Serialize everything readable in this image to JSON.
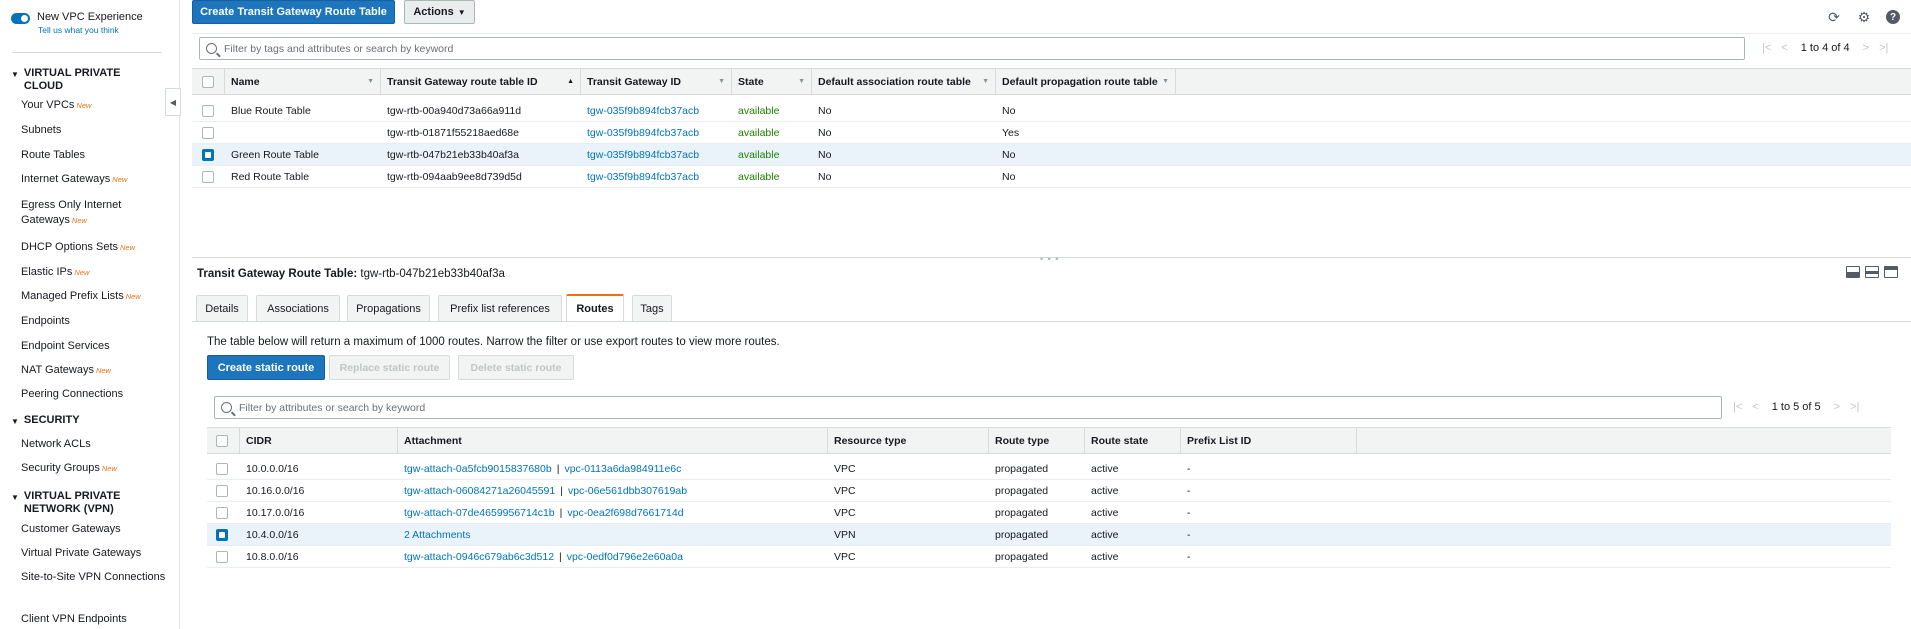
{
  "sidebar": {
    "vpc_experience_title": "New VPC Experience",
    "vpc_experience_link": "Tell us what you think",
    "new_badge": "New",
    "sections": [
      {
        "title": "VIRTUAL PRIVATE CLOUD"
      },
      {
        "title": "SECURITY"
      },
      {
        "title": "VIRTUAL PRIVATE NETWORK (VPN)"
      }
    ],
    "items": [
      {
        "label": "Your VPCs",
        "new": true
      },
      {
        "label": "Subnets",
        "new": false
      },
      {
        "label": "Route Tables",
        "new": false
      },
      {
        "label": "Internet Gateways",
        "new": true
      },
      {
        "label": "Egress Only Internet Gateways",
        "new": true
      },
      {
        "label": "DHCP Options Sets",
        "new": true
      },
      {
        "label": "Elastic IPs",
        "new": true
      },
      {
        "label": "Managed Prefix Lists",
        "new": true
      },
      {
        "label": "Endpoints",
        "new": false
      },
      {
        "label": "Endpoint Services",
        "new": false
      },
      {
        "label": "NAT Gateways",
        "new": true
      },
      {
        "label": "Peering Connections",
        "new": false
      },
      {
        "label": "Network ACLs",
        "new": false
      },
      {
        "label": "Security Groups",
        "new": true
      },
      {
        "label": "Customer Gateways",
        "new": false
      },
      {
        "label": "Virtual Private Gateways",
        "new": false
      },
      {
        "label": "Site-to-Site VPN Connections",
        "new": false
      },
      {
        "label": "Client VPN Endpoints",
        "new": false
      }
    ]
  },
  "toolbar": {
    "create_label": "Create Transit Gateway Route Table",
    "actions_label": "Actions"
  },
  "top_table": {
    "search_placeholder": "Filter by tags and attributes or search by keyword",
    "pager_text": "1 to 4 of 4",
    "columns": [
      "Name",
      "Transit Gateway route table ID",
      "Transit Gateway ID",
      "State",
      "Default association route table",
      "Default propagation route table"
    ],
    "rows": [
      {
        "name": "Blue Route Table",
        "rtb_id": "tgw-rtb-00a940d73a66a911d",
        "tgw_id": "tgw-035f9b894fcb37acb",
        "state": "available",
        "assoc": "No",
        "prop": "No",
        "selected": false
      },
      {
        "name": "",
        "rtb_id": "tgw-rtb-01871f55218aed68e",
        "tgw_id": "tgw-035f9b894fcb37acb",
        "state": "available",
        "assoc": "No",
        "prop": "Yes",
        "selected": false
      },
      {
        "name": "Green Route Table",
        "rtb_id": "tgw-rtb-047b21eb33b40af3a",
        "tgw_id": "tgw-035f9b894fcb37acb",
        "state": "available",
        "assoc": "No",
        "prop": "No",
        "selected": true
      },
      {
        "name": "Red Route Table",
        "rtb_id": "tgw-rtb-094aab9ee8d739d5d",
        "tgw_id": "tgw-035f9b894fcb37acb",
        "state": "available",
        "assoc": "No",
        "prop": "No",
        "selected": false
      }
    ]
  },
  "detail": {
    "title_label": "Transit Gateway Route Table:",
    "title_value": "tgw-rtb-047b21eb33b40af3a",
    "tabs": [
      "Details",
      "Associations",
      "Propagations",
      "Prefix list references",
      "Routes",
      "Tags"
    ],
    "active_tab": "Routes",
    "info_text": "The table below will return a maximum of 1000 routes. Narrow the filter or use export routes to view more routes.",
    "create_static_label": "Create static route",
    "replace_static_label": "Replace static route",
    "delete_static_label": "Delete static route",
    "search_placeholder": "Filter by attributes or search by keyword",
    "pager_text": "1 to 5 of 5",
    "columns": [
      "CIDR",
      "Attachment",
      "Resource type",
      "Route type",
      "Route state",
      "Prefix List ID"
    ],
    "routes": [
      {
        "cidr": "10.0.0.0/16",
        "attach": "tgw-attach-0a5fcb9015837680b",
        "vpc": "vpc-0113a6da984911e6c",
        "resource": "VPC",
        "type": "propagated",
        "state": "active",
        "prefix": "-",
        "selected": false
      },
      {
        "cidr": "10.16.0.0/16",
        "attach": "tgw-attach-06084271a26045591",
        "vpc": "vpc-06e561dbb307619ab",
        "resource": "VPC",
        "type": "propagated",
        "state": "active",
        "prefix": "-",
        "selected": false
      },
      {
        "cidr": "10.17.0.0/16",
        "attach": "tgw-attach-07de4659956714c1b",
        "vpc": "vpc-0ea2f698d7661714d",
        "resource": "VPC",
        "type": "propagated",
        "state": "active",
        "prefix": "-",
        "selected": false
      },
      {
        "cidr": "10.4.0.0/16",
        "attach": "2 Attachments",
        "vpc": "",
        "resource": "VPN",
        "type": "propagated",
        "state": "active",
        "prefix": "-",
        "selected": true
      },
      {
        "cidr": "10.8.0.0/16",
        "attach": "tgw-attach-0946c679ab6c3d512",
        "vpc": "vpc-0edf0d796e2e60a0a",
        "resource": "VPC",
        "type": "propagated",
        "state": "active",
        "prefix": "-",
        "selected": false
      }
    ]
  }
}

**Aim of the exercise:** Every record must be copied exactly, with the pictures left out.

**Output below:**
Serialize everything readable in this image to JSON.
{
  "sidebar": {
    "vpc_experience_title": "New VPC Experience",
    "vpc_experience_link": "Tell us what you think",
    "new_badge": "New",
    "sections": [
      {
        "title": "VIRTUAL PRIVATE CLOUD"
      },
      {
        "title": "SECURITY"
      },
      {
        "title": "VIRTUAL PRIVATE NETWORK (VPN)"
      }
    ],
    "items": [
      {
        "label": "Your VPCs",
        "new": true
      },
      {
        "label": "Subnets",
        "new": false
      },
      {
        "label": "Route Tables",
        "new": false
      },
      {
        "label": "Internet Gateways",
        "new": true
      },
      {
        "label": "Egress Only Internet Gateways",
        "new": true
      },
      {
        "label": "DHCP Options Sets",
        "new": true
      },
      {
        "label": "Elastic IPs",
        "new": true
      },
      {
        "label": "Managed Prefix Lists",
        "new": true
      },
      {
        "label": "Endpoints",
        "new": false
      },
      {
        "label": "Endpoint Services",
        "new": false
      },
      {
        "label": "NAT Gateways",
        "new": true
      },
      {
        "label": "Peering Connections",
        "new": false
      },
      {
        "label": "Network ACLs",
        "new": false
      },
      {
        "label": "Security Groups",
        "new": true
      },
      {
        "label": "Customer Gateways",
        "new": false
      },
      {
        "label": "Virtual Private Gateways",
        "new": false
      },
      {
        "label": "Site-to-Site VPN Connections",
        "new": false
      },
      {
        "label": "Client VPN Endpoints",
        "new": false
      }
    ]
  },
  "toolbar": {
    "create_label": "Create Transit Gateway Route Table",
    "actions_label": "Actions"
  },
  "top_table": {
    "search_placeholder": "Filter by tags and attributes or search by keyword",
    "pager_text": "1 to 4 of 4",
    "columns": [
      "Name",
      "Transit Gateway route table ID",
      "Transit Gateway ID",
      "State",
      "Default association route table",
      "Default propagation route table"
    ],
    "rows": [
      {
        "name": "Blue Route Table",
        "rtb_id": "tgw-rtb-00a940d73a66a911d",
        "tgw_id": "tgw-035f9b894fcb37acb",
        "state": "available",
        "assoc": "No",
        "prop": "No",
        "selected": false
      },
      {
        "name": "",
        "rtb_id": "tgw-rtb-01871f55218aed68e",
        "tgw_id": "tgw-035f9b894fcb37acb",
        "state": "available",
        "assoc": "No",
        "prop": "Yes",
        "selected": false
      },
      {
        "name": "Green Route Table",
        "rtb_id": "tgw-rtb-047b21eb33b40af3a",
        "tgw_id": "tgw-035f9b894fcb37acb",
        "state": "available",
        "assoc": "No",
        "prop": "No",
        "selected": true
      },
      {
        "name": "Red Route Table",
        "rtb_id": "tgw-rtb-094aab9ee8d739d5d",
        "tgw_id": "tgw-035f9b894fcb37acb",
        "state": "available",
        "assoc": "No",
        "prop": "No",
        "selected": false
      }
    ]
  },
  "detail": {
    "title_label": "Transit Gateway Route Table:",
    "title_value": "tgw-rtb-047b21eb33b40af3a",
    "tabs": [
      "Details",
      "Associations",
      "Propagations",
      "Prefix list references",
      "Routes",
      "Tags"
    ],
    "active_tab": "Routes",
    "info_text": "The table below will return a maximum of 1000 routes. Narrow the filter or use export routes to view more routes.",
    "create_static_label": "Create static route",
    "replace_static_label": "Replace static route",
    "delete_static_label": "Delete static route",
    "search_placeholder": "Filter by attributes or search by keyword",
    "pager_text": "1 to 5 of 5",
    "columns": [
      "CIDR",
      "Attachment",
      "Resource type",
      "Route type",
      "Route state",
      "Prefix List ID"
    ],
    "routes": [
      {
        "cidr": "10.0.0.0/16",
        "attach": "tgw-attach-0a5fcb9015837680b",
        "vpc": "vpc-0113a6da984911e6c",
        "resource": "VPC",
        "type": "propagated",
        "state": "active",
        "prefix": "-",
        "selected": false
      },
      {
        "cidr": "10.16.0.0/16",
        "attach": "tgw-attach-06084271a26045591",
        "vpc": "vpc-06e561dbb307619ab",
        "resource": "VPC",
        "type": "propagated",
        "state": "active",
        "prefix": "-",
        "selected": false
      },
      {
        "cidr": "10.17.0.0/16",
        "attach": "tgw-attach-07de4659956714c1b",
        "vpc": "vpc-0ea2f698d7661714d",
        "resource": "VPC",
        "type": "propagated",
        "state": "active",
        "prefix": "-",
        "selected": false
      },
      {
        "cidr": "10.4.0.0/16",
        "attach": "2 Attachments",
        "vpc": "",
        "resource": "VPN",
        "type": "propagated",
        "state": "active",
        "prefix": "-",
        "selected": true
      },
      {
        "cidr": "10.8.0.0/16",
        "attach": "tgw-attach-0946c679ab6c3d512",
        "vpc": "vpc-0edf0d796e2e60a0a",
        "resource": "VPC",
        "type": "propagated",
        "state": "active",
        "prefix": "-",
        "selected": false
      }
    ]
  }
}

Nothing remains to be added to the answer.